• _What the task asks_: Which lines hold the word "午後エンタ"? Show each of them.

• _Supplied records_:
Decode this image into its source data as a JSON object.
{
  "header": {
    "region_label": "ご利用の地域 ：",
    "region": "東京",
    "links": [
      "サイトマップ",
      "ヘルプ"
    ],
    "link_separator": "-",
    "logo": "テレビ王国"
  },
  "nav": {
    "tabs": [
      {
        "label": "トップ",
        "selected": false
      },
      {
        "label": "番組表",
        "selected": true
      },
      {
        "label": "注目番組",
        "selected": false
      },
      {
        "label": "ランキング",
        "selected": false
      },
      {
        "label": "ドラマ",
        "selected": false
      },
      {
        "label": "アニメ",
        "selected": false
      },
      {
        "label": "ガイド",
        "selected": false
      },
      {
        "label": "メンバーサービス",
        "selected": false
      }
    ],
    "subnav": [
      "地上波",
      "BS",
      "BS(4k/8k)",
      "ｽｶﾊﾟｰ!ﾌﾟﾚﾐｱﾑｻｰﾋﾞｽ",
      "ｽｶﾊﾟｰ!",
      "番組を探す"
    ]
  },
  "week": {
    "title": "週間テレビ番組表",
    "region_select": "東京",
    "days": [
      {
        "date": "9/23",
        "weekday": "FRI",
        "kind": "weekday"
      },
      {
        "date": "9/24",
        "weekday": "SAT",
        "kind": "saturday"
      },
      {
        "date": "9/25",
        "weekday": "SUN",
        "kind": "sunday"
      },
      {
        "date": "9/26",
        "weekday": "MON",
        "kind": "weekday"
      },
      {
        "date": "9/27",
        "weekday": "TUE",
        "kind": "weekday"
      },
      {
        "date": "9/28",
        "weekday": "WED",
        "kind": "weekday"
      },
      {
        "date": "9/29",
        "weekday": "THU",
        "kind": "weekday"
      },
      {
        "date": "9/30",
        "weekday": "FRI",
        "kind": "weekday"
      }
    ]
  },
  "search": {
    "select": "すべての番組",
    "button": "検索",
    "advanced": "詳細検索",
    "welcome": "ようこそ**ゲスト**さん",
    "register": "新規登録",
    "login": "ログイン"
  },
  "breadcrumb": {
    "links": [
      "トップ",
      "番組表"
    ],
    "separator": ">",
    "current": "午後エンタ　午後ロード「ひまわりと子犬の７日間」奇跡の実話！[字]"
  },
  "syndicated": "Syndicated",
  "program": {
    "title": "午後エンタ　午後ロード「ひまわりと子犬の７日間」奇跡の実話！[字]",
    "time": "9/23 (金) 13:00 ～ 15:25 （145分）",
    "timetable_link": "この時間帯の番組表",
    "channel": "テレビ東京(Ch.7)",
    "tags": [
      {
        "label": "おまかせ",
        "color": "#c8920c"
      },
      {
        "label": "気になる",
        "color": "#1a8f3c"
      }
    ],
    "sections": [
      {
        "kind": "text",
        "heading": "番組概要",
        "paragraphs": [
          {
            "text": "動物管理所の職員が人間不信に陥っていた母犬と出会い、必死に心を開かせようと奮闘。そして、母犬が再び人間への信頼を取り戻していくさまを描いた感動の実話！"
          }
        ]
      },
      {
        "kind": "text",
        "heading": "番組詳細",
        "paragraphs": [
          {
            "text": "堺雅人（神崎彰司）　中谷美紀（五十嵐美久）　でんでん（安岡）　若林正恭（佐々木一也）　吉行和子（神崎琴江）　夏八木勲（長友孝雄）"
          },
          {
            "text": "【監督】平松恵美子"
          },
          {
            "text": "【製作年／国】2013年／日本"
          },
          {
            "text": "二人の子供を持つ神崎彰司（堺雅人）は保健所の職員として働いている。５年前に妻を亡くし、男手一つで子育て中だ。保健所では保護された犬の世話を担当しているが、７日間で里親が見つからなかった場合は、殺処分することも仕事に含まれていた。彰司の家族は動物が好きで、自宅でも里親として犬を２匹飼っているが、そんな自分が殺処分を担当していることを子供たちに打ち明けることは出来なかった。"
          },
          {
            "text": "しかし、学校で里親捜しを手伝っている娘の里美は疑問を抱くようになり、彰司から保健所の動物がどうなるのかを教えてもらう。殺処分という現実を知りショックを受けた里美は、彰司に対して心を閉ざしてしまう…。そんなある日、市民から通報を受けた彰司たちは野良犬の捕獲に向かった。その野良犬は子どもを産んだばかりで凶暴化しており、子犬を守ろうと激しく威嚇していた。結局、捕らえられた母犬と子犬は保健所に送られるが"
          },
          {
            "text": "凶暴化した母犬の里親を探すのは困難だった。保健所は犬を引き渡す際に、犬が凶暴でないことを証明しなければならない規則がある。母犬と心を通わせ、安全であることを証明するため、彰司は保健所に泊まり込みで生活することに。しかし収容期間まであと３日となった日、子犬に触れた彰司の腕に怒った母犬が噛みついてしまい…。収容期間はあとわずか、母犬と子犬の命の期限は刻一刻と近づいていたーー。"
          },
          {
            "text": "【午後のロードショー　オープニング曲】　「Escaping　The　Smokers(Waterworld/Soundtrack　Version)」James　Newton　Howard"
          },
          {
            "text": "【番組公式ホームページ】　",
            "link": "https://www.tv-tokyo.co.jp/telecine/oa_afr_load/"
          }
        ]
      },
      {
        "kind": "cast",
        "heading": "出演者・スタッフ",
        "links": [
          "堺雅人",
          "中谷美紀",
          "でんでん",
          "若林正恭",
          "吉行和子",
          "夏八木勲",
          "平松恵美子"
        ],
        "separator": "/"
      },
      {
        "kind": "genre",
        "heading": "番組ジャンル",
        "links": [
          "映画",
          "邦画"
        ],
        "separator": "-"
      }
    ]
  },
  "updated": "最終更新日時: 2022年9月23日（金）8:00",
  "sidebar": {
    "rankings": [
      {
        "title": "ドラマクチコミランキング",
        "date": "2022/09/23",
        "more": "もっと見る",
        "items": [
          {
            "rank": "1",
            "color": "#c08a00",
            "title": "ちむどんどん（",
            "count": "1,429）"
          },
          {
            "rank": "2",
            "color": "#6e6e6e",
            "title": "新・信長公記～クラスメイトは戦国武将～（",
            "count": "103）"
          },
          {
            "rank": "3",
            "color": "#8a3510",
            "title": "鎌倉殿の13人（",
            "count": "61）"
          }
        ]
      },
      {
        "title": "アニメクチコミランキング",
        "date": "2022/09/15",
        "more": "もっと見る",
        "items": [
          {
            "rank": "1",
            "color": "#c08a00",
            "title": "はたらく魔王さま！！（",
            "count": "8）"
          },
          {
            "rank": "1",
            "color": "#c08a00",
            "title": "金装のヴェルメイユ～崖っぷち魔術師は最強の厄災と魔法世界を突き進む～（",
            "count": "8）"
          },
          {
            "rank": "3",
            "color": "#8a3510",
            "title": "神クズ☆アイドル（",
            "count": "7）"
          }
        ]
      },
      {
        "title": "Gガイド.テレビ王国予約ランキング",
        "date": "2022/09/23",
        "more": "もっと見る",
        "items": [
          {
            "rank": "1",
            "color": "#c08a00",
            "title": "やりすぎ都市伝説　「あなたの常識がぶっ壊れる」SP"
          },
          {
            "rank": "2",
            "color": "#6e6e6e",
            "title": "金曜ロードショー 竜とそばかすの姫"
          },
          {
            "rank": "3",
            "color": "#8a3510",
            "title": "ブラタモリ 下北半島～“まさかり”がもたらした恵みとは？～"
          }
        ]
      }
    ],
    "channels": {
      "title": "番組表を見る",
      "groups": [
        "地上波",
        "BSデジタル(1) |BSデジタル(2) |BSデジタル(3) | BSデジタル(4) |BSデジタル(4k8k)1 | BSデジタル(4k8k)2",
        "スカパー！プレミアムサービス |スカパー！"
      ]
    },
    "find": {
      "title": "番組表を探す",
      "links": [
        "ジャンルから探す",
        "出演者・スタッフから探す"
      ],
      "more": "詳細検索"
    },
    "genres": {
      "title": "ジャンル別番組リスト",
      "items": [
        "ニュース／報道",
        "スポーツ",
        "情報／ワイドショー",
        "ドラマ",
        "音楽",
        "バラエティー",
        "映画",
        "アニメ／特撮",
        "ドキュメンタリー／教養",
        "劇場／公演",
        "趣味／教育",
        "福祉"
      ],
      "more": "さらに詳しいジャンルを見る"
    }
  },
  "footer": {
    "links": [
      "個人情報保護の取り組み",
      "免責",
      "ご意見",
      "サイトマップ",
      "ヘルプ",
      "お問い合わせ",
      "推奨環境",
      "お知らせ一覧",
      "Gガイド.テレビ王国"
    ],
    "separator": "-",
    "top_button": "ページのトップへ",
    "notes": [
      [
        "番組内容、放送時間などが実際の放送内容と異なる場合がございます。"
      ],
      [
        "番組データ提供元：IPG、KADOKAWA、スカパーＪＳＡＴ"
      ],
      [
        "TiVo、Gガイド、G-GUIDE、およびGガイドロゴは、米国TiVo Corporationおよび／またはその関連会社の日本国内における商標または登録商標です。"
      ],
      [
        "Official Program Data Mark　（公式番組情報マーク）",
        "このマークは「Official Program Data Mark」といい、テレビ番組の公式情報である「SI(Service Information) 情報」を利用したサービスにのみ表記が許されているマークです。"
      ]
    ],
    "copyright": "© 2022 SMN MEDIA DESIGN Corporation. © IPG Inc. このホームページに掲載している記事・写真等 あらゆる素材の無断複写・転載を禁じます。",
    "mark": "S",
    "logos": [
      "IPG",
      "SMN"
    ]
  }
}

• _Solution below_:
    "current": "午後エンタ　午後ロード「ひまわりと子犬の７日間」奇跡の実話！[字]"
    "title": "午後エンタ　午後ロード「ひまわりと子犬の７日間」奇跡の実話！[字]",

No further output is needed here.